──────── Data provided
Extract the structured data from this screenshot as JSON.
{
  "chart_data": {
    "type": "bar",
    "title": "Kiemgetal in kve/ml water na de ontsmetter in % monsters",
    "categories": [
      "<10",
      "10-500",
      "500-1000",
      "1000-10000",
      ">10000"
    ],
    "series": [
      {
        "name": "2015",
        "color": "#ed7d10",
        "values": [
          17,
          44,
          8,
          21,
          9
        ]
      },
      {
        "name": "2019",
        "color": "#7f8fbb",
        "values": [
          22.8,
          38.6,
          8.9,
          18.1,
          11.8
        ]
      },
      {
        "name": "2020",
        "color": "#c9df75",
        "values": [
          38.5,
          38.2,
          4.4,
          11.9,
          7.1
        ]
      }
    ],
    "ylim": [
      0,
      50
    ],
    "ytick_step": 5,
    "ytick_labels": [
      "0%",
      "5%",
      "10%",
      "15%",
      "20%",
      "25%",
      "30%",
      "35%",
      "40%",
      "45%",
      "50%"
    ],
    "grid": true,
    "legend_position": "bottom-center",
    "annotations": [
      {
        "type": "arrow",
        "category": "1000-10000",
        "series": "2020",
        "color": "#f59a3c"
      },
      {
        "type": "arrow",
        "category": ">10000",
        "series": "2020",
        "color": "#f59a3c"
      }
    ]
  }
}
────────────────
──────── Data provided
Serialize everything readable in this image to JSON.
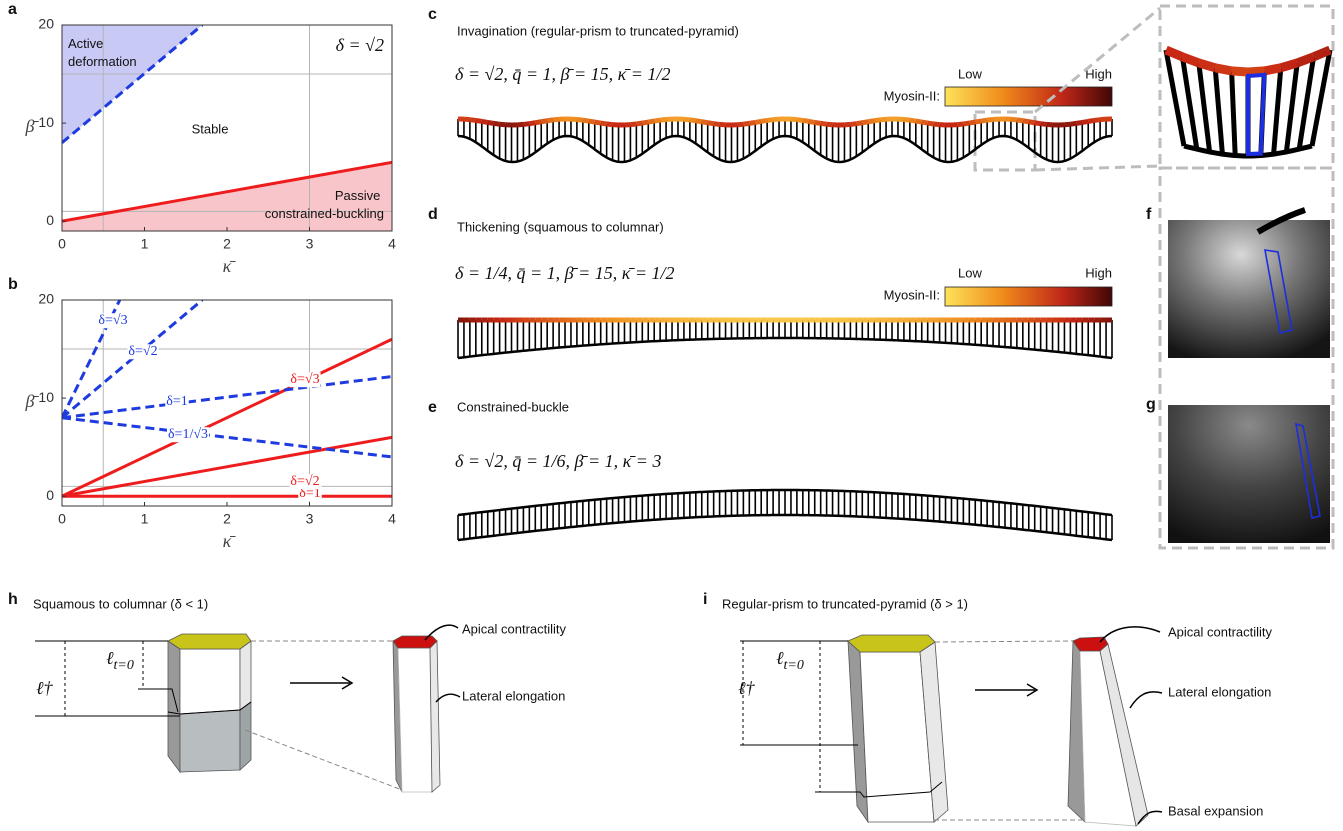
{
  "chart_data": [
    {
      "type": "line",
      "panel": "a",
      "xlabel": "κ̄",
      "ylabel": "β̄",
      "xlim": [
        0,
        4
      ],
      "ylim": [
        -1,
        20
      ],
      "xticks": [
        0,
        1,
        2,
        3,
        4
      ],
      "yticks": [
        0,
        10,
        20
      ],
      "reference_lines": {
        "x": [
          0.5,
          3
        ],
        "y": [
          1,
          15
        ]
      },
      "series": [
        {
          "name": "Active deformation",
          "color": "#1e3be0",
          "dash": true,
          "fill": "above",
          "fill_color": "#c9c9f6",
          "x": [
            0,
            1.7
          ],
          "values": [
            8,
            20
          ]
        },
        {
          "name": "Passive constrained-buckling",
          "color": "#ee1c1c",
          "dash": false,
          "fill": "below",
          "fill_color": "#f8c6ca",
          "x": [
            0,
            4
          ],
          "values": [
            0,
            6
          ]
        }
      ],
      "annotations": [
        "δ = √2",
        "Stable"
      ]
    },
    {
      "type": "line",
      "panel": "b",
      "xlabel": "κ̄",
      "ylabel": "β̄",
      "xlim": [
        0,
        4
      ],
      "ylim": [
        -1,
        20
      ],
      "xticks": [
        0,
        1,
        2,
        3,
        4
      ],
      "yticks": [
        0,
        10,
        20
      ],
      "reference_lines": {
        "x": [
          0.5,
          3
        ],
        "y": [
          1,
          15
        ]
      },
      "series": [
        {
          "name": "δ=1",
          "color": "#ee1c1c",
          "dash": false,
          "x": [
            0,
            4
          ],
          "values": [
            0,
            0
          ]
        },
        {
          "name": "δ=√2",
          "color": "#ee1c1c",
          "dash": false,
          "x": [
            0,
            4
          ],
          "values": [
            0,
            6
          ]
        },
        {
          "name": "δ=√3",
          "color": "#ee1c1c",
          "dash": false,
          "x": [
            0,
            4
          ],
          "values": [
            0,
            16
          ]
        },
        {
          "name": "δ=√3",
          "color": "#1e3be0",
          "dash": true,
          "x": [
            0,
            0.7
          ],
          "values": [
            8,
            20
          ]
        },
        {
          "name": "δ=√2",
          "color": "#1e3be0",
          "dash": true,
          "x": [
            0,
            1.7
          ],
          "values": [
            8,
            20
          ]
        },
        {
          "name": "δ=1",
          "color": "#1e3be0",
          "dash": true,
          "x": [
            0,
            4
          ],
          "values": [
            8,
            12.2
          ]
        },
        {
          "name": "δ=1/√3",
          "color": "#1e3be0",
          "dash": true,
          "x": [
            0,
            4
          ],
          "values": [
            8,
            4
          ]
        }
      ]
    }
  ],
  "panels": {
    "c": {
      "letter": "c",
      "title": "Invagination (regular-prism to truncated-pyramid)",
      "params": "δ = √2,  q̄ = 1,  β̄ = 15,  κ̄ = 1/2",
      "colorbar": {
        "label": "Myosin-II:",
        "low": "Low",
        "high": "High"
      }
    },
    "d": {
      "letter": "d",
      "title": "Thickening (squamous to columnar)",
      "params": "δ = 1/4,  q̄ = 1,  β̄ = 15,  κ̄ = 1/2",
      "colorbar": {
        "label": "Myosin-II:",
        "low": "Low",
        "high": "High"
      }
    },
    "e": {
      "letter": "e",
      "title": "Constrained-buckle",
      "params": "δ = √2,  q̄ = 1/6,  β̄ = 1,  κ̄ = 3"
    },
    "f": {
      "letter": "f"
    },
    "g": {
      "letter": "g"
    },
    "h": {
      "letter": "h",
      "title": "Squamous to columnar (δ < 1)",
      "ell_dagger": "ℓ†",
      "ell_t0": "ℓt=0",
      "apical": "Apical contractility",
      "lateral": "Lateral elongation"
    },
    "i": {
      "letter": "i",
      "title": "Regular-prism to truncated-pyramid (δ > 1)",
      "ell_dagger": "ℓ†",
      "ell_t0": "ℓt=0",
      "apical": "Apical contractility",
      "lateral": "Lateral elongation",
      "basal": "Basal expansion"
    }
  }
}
────────────────
──────── Data provided
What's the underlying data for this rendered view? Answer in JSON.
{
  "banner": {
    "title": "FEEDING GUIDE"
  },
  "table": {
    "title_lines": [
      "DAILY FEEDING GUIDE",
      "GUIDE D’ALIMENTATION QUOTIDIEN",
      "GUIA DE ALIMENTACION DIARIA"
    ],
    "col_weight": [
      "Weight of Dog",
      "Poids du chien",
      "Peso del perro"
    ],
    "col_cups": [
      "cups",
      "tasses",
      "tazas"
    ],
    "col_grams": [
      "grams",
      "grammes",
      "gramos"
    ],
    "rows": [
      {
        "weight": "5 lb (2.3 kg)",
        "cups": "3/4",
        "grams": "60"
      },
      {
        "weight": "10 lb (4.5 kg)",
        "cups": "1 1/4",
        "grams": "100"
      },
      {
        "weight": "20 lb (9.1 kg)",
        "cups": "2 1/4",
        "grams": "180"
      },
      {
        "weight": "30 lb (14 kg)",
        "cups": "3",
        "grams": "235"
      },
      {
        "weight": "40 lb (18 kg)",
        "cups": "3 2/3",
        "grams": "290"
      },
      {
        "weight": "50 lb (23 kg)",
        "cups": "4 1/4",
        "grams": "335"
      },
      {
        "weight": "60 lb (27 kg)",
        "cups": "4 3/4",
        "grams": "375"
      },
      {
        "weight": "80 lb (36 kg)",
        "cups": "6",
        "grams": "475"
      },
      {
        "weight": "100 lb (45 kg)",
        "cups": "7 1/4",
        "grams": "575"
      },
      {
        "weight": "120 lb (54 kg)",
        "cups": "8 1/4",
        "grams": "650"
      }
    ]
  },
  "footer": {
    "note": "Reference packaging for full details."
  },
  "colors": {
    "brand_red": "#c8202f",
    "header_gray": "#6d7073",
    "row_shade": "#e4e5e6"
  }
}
────────────────
Tally the lines in these entries that have the string "truncated" in them, then answer with the count and nothing else.

2